* **EXERCISE REQUIREMENTS**
Transcribe the entries that follow, word for word.

Data items:

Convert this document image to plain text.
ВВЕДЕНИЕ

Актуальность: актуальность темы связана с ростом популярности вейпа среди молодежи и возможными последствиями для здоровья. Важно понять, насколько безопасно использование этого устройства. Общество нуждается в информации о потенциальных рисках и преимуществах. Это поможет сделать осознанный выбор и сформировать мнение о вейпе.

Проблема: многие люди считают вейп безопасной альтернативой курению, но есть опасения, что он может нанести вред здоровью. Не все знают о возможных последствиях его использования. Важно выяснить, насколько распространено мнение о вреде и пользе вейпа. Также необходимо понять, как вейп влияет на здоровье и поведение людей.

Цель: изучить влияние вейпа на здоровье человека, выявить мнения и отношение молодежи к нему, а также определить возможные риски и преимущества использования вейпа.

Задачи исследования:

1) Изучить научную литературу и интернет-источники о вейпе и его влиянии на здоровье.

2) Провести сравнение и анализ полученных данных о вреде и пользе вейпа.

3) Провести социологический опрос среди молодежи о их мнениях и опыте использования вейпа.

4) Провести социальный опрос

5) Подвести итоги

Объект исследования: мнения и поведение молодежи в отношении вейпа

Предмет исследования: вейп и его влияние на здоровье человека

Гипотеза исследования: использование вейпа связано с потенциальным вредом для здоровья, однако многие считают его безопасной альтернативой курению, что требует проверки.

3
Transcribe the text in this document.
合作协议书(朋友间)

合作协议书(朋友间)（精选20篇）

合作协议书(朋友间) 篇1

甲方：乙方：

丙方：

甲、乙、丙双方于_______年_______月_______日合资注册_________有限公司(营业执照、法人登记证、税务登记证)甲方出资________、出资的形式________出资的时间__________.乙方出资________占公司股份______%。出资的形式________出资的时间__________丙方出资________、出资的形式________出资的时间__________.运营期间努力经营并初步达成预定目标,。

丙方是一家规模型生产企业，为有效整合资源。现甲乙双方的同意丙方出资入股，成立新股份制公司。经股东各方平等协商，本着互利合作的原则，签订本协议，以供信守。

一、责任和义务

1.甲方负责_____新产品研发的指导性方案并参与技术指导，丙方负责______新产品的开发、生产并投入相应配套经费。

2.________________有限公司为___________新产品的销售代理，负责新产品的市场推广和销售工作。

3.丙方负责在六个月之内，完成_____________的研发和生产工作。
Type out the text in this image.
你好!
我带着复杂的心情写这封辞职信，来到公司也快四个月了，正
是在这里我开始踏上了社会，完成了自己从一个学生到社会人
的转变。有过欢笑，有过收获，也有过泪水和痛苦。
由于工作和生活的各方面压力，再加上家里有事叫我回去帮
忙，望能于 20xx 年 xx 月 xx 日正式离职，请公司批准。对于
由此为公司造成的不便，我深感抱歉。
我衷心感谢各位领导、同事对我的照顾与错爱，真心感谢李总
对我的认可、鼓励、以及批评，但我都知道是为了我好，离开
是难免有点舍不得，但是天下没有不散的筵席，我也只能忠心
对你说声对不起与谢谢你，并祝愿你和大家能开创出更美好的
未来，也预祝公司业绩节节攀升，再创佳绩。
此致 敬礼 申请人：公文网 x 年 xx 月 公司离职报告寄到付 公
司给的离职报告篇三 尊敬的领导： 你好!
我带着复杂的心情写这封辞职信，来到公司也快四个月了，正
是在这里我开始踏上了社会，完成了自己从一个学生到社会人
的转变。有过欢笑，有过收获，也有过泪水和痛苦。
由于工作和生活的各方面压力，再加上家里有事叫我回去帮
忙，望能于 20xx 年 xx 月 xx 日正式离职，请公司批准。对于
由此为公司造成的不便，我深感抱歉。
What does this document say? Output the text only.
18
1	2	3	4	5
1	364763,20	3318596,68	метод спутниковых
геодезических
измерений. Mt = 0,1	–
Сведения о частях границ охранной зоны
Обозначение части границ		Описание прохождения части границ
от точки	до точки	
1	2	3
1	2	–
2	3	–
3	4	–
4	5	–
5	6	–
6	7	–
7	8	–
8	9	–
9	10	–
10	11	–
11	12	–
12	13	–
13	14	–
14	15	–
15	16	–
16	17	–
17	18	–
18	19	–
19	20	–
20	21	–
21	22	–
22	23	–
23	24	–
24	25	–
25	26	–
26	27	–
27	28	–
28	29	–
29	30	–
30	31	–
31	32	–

* **ANSWER TO THE PROBLEM**
Convert this document image to plain text.
ВВЕДЕНИЕ

Актуальность: актуальность темы связана с ростом популярности вейпа среди молодежи и возможными последствиями для здоровья. Важно понять, насколько безопасно использование этого устройства. Общество нуждается в информации о потенциальных рисках и преимуществах. Это поможет сделать осознанный выбор и сформировать мнение о вейпе.

Проблема: многие люди считают вейп безопасной альтернативой курению, но есть опасения, что он может нанести вред здоровью. Не все знают о возможных последствиях его использования. Важно выяснить, насколько распространено мнение о вреде и пользе вейпа. Также необходимо понять, как вейп влияет на здоровье и поведение людей.

Цель: изучить влияние вейпа на здоровье человека, выявить мнения и отношение молодежи к нему, а также определить возможные риски и преимущества использования вейпа.

Задачи исследования:

1) Изучить научную литературу и интернет-источники о вейпе и его влиянии на здоровье.

2) Провести сравнение и анализ полученных данных о вреде и пользе вейпа.

3) Провести социологический опрос среди молодежи о их мнениях и опыте использования вейпа.

4) Провести социальный опрос

5) Подвести итоги

Объект исследования: мнения и поведение молодежи в отношении вейпа

Предмет исследования: вейп и его влияние на здоровье человека

Гипотеза исследования: использование вейпа связано с потенциальным вредом для здоровья, однако многие считают его безопасной альтернативой курению, что требует проверки.

3
Transcribe the text in this document.
合作协议书(朋友间)

合作协议书(朋友间)（精选20篇）

合作协议书(朋友间) 篇1

甲方：乙方：

丙方：

甲、乙、丙双方于_______年_______月_______日合资注册_________有限公司(营业执照、法人登记证、税务登记证)甲方出资________、出资的形式________出资的时间__________.乙方出资________占公司股份______%。出资的形式________出资的时间__________丙方出资________、出资的形式________出资的时间__________.运营期间努力经营并初步达成预定目标,。

丙方是一家规模型生产企业，为有效整合资源。现甲乙双方的同意丙方出资入股，成立新股份制公司。经股东各方平等协商，本着互利合作的原则，签订本协议，以供信守。

一、责任和义务

1.甲方负责_____新产品研发的指导性方案并参与技术指导，丙方负责______新产品的开发、生产并投入相应配套经费。

2.________________有限公司为___________新产品的销售代理，负责新产品的市场推广和销售工作。

3.丙方负责在六个月之内，完成_____________的研发和生产工作。
Type out the text in this image.
你好!
我带着复杂的心情写这封辞职信，来到公司也快四个月了，正
是在这里我开始踏上了社会，完成了自己从一个学生到社会人
的转变。有过欢笑，有过收获，也有过泪水和痛苦。
由于工作和生活的各方面压力，再加上家里有事叫我回去帮
忙，望能于 20xx 年 xx 月 xx 日正式离职，请公司批准。对于
由此为公司造成的不便，我深感抱歉。
我衷心感谢各位领导、同事对我的照顾与错爱，真心感谢李总
对我的认可、鼓励、以及批评，但我都知道是为了我好，离开
是难免有点舍不得，但是天下没有不散的筵席，我也只能忠心
对你说声对不起与谢谢你，并祝愿你和大家能开创出更美好的
未来，也预祝公司业绩节节攀升，再创佳绩。
此致 敬礼 申请人：公文网 x 年 xx 月 公司离职报告寄到付 公
司给的离职报告篇三 尊敬的领导： 你好!
我带着复杂的心情写这封辞职信，来到公司也快四个月了，正
是在这里我开始踏上了社会，完成了自己从一个学生到社会人
的转变。有过欢笑，有过收获，也有过泪水和痛苦。
由于工作和生活的各方面压力，再加上家里有事叫我回去帮
忙，望能于 20xx 年 xx 月 xx 日正式离职，请公司批准。对于
由此为公司造成的不便，我深感抱歉。
What does this document say? Output the text only.
18
1	2	3	4	5
1	364763,20	3318596,68	метод спутниковых
геодезических
измерений. Mt = 0,1	–
Сведения о частях границ охранной зоны
Обозначение части границ		Описание прохождения части границ
от точки	до точки	
1	2	3
1	2	–
2	3	–
3	4	–
4	5	–
5	6	–
6	7	–
7	8	–
8	9	–
9	10	–
10	11	–
11	12	–
12	13	–
13	14	–
14	15	–
15	16	–
16	17	–
17	18	–
18	19	–
19	20	–
20	21	–
21	22	–
22	23	–
23	24	–
24	25	–
25	26	–
26	27	–
27	28	–
28	29	–
29	30	–
30	31	–
31	32	–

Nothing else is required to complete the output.